[WORK TO BE COMPLETED] Quote the full listing word for word.

(Entries with figure data)
━━━━

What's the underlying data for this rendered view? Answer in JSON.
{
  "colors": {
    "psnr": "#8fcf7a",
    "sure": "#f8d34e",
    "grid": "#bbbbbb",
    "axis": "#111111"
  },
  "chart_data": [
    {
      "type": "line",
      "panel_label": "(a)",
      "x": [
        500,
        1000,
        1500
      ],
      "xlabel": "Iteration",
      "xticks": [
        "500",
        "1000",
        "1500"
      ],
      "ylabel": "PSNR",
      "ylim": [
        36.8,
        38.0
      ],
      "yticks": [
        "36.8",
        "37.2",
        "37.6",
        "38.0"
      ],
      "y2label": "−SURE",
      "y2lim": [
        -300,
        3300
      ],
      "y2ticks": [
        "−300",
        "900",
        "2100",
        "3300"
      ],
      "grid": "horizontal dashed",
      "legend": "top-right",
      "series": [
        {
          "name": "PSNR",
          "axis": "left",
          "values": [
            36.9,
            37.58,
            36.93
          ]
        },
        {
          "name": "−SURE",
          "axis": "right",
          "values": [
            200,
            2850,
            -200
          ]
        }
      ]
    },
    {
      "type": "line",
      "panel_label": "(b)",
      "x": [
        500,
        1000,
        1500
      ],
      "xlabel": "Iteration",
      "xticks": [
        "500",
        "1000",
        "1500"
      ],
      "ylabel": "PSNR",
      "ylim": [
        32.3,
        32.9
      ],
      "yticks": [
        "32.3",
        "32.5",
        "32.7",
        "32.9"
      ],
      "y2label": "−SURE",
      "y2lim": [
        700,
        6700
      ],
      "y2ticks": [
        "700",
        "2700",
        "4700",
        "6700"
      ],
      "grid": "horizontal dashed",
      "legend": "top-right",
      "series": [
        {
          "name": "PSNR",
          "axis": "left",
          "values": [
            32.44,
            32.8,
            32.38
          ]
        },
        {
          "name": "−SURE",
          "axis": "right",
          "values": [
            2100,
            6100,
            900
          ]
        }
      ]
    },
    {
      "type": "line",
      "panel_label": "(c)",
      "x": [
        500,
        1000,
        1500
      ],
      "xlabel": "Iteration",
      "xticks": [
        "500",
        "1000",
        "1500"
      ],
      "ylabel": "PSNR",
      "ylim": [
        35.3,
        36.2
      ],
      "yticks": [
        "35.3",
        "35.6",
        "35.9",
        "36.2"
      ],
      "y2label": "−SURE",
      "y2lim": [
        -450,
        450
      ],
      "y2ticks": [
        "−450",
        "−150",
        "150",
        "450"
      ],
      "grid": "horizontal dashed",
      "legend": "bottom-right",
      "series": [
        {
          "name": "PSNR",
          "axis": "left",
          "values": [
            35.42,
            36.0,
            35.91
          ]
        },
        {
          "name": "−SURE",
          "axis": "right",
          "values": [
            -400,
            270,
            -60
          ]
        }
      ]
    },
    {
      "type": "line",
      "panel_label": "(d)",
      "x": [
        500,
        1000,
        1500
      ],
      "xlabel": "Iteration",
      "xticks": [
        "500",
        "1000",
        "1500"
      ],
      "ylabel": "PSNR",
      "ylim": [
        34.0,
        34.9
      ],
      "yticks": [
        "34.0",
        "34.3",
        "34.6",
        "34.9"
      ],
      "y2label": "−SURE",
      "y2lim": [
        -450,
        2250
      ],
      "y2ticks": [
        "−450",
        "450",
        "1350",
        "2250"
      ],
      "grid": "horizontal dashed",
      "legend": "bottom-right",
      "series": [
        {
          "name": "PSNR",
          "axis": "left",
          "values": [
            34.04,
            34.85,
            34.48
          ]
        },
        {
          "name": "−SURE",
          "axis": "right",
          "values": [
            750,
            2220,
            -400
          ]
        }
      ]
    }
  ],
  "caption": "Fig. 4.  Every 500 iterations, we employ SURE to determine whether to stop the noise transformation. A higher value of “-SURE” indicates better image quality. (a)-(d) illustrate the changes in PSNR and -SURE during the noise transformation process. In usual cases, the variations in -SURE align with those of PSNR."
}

━━━━

[SOLUTION BELOW]
What's the underlying data for this rendered view? Answer in JSON.
{
  "colors": {
    "psnr": "#8fcf7a",
    "sure": "#f8d34e",
    "grid": "#bbbbbb",
    "axis": "#111111"
  },
  "chart_data": [
    {
      "type": "line",
      "panel_label": "(a)",
      "x": [
        500,
        1000,
        1500
      ],
      "xlabel": "Iteration",
      "xticks": [
        "500",
        "1000",
        "1500"
      ],
      "ylabel": "PSNR",
      "ylim": [
        36.8,
        38.0
      ],
      "yticks": [
        "36.8",
        "37.2",
        "37.6",
        "38.0"
      ],
      "y2label": "−SURE",
      "y2lim": [
        -300,
        3300
      ],
      "y2ticks": [
        "−300",
        "900",
        "2100",
        "3300"
      ],
      "grid": "horizontal dashed",
      "legend": "top-right",
      "series": [
        {
          "name": "PSNR",
          "axis": "left",
          "values": [
            36.9,
            37.58,
            36.93
          ]
        },
        {
          "name": "−SURE",
          "axis": "right",
          "values": [
            200,
            2850,
            -200
          ]
        }
      ]
    },
    {
      "type": "line",
      "panel_label": "(b)",
      "x": [
        500,
        1000,
        1500
      ],
      "xlabel": "Iteration",
      "xticks": [
        "500",
        "1000",
        "1500"
      ],
      "ylabel": "PSNR",
      "ylim": [
        32.3,
        32.9
      ],
      "yticks": [
        "32.3",
        "32.5",
        "32.7",
        "32.9"
      ],
      "y2label": "−SURE",
      "y2lim": [
        700,
        6700
      ],
      "y2ticks": [
        "700",
        "2700",
        "4700",
        "6700"
      ],
      "grid": "horizontal dashed",
      "legend": "top-right",
      "series": [
        {
          "name": "PSNR",
          "axis": "left",
          "values": [
            32.44,
            32.8,
            32.38
          ]
        },
        {
          "name": "−SURE",
          "axis": "right",
          "values": [
            2100,
            6100,
            900
          ]
        }
      ]
    },
    {
      "type": "line",
      "panel_label": "(c)",
      "x": [
        500,
        1000,
        1500
      ],
      "xlabel": "Iteration",
      "xticks": [
        "500",
        "1000",
        "1500"
      ],
      "ylabel": "PSNR",
      "ylim": [
        35.3,
        36.2
      ],
      "yticks": [
        "35.3",
        "35.6",
        "35.9",
        "36.2"
      ],
      "y2label": "−SURE",
      "y2lim": [
        -450,
        450
      ],
      "y2ticks": [
        "−450",
        "−150",
        "150",
        "450"
      ],
      "grid": "horizontal dashed",
      "legend": "bottom-right",
      "series": [
        {
          "name": "PSNR",
          "axis": "left",
          "values": [
            35.42,
            36.0,
            35.91
          ]
        },
        {
          "name": "−SURE",
          "axis": "right",
          "values": [
            -400,
            270,
            -60
          ]
        }
      ]
    },
    {
      "type": "line",
      "panel_label": "(d)",
      "x": [
        500,
        1000,
        1500
      ],
      "xlabel": "Iteration",
      "xticks": [
        "500",
        "1000",
        "1500"
      ],
      "ylabel": "PSNR",
      "ylim": [
        34.0,
        34.9
      ],
      "yticks": [
        "34.0",
        "34.3",
        "34.6",
        "34.9"
      ],
      "y2label": "−SURE",
      "y2lim": [
        -450,
        2250
      ],
      "y2ticks": [
        "−450",
        "450",
        "1350",
        "2250"
      ],
      "grid": "horizontal dashed",
      "legend": "bottom-right",
      "series": [
        {
          "name": "PSNR",
          "axis": "left",
          "values": [
            34.04,
            34.85,
            34.48
          ]
        },
        {
          "name": "−SURE",
          "axis": "right",
          "values": [
            750,
            2220,
            -400
          ]
        }
      ]
    }
  ],
  "caption": "Fig. 4.  Every 500 iterations, we employ SURE to determine whether to stop the noise transformation. A higher value of “-SURE” indicates better image quality. (a)-(d) illustrate the changes in PSNR and -SURE during the noise transformation process. In usual cases, the variations in -SURE align with those of PSNR."
}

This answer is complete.